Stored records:
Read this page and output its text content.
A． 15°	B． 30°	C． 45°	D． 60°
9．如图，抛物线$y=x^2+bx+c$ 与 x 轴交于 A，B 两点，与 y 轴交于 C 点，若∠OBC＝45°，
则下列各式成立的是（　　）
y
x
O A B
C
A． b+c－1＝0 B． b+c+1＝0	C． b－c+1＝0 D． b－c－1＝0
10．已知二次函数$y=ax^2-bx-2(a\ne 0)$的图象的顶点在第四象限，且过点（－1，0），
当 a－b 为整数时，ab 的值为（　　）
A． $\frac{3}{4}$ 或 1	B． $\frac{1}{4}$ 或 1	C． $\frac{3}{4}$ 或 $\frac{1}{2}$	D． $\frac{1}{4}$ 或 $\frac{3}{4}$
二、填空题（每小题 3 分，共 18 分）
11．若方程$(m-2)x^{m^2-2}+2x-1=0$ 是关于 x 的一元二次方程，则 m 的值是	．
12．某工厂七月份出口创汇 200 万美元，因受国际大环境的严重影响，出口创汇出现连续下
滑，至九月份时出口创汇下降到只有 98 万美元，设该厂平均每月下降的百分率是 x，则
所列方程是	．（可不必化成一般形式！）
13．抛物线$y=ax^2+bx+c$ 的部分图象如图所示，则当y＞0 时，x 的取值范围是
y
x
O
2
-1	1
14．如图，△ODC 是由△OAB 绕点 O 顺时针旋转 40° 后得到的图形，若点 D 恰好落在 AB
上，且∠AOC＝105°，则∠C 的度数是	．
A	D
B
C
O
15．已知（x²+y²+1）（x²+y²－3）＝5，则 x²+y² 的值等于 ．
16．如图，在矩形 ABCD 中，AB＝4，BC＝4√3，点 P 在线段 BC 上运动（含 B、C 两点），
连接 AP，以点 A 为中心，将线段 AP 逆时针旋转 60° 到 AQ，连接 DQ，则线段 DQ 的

What the task asks: Set down the listing above in full, please, exactly as it appears.

Exercise response:
Read this page and output its text content.
A． 15°	B． 30°	C． 45°	D． 60°
9．如图，抛物线$y=x^2+bx+c$ 与 x 轴交于 A，B 两点，与 y 轴交于 C 点，若∠OBC＝45°，
则下列各式成立的是（　　）
y
x
O A B
C
A． b+c－1＝0 B． b+c+1＝0	C． b－c+1＝0 D． b－c－1＝0
10．已知二次函数$y=ax^2-bx-2(a\ne 0)$的图象的顶点在第四象限，且过点（－1，0），
当 a－b 为整数时，ab 的值为（　　）
A． $\frac{3}{4}$ 或 1	B． $\frac{1}{4}$ 或 1	C． $\frac{3}{4}$ 或 $\frac{1}{2}$	D． $\frac{1}{4}$ 或 $\frac{3}{4}$
二、填空题（每小题 3 分，共 18 分）
11．若方程$(m-2)x^{m^2-2}+2x-1=0$ 是关于 x 的一元二次方程，则 m 的值是	．
12．某工厂七月份出口创汇 200 万美元，因受国际大环境的严重影响，出口创汇出现连续下
滑，至九月份时出口创汇下降到只有 98 万美元，设该厂平均每月下降的百分率是 x，则
所列方程是	．（可不必化成一般形式！）
13．抛物线$y=ax^2+bx+c$ 的部分图象如图所示，则当y＞0 时，x 的取值范围是
y
x
O
2
-1	1
14．如图，△ODC 是由△OAB 绕点 O 顺时针旋转 40° 后得到的图形，若点 D 恰好落在 AB
上，且∠AOC＝105°，则∠C 的度数是	．
A	D
B
C
O
15．已知（x²+y²+1）（x²+y²－3）＝5，则 x²+y² 的值等于 ．
16．如图，在矩形 ABCD 中，AB＝4，BC＝4√3，点 P 在线段 BC 上运动（含 B、C 两点），
连接 AP，以点 A 为中心，将线段 AP 逆时针旋转 60° 到 AQ，连接 DQ，则线段 DQ 的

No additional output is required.